WRITTEN TASK: Report every line of the listing below that contains the string "Gradle", copying each line as it appears.

[Element location listings]
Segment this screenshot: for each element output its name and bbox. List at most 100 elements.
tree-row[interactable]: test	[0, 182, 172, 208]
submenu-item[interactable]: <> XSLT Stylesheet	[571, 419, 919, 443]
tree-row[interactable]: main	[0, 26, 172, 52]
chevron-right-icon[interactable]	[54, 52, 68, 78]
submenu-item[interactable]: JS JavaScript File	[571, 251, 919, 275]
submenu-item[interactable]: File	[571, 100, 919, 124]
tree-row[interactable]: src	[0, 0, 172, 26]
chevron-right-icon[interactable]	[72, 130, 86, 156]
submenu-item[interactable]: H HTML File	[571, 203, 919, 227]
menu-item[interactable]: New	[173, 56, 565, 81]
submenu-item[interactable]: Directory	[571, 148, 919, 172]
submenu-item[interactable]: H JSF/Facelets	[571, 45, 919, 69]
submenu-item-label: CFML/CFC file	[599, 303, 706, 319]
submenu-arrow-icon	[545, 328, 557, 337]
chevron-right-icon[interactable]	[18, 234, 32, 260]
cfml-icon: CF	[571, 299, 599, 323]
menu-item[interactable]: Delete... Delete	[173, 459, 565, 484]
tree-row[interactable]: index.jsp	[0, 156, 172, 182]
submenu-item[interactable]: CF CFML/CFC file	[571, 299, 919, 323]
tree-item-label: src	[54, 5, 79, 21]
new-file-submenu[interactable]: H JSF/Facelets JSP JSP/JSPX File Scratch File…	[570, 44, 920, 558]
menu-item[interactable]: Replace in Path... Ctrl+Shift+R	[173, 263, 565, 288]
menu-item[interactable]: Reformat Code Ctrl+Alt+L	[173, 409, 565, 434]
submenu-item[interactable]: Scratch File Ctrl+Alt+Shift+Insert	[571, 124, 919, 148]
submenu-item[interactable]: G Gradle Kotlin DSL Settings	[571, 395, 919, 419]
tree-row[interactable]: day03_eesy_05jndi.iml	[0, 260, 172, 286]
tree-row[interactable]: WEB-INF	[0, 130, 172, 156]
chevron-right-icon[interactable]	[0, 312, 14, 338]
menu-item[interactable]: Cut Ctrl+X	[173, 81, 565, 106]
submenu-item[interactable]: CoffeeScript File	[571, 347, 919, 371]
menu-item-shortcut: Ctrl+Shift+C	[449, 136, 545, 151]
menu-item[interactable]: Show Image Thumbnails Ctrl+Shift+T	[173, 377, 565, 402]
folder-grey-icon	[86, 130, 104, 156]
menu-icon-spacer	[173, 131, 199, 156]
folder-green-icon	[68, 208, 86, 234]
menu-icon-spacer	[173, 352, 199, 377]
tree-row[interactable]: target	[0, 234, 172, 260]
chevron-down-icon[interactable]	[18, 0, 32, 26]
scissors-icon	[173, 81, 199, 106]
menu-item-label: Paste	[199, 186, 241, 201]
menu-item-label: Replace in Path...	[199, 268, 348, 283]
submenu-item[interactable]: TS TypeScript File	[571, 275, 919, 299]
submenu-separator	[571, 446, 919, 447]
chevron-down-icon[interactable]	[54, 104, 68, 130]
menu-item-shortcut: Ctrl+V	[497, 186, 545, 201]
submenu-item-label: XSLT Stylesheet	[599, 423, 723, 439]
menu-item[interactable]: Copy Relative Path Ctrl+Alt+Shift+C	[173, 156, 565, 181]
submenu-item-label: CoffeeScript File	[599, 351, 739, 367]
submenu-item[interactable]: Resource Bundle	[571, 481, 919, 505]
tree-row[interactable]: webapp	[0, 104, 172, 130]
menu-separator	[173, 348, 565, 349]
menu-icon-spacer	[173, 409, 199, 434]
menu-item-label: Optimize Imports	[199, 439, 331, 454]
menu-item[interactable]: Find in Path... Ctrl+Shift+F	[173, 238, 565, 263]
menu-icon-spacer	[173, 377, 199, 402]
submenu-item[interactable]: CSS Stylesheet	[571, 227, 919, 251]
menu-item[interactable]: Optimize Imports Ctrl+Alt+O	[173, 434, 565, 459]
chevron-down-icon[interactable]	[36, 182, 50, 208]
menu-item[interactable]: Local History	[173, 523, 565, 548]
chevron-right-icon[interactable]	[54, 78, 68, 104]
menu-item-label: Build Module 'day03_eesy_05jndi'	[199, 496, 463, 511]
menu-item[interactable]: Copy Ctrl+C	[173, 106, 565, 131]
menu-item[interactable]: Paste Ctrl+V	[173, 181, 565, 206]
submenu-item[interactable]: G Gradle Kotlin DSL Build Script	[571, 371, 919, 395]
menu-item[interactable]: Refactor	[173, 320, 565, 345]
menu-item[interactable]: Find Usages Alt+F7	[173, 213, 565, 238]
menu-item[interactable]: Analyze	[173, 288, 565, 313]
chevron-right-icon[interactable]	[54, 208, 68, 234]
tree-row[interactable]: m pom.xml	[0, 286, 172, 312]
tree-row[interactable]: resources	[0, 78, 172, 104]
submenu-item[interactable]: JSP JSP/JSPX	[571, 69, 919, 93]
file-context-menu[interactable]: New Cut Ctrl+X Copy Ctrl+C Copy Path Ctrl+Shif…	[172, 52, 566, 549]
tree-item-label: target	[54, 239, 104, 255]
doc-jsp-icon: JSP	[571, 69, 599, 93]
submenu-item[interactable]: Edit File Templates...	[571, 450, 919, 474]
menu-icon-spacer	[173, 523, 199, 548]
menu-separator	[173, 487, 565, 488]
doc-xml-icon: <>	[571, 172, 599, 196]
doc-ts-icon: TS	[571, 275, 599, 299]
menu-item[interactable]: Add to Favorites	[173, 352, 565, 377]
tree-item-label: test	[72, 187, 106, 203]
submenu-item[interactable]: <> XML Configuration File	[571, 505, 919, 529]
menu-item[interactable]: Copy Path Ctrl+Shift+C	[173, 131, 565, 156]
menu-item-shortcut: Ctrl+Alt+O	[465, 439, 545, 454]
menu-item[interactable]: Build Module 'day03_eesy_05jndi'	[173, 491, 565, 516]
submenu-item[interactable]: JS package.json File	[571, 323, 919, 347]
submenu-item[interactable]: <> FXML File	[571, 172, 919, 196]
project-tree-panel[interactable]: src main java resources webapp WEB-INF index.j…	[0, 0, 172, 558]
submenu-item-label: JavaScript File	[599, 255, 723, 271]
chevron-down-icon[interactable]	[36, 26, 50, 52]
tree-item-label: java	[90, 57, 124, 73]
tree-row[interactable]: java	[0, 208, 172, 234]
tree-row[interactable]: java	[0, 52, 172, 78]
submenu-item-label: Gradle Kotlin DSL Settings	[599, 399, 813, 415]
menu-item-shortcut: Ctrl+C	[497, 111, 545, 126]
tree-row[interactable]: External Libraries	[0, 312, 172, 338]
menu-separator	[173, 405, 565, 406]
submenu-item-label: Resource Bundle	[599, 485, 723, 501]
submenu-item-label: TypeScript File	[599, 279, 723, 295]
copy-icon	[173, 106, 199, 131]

EXERCISE OUTPUT:
submenu-item[interactable]: G Gradle Kotlin DSL Settings	[571, 395, 919, 419]
submenu-item[interactable]: G Gradle Kotlin DSL Build Script	[571, 371, 919, 395]
submenu-item-label: Gradle Kotlin DSL Settings	[599, 399, 813, 415]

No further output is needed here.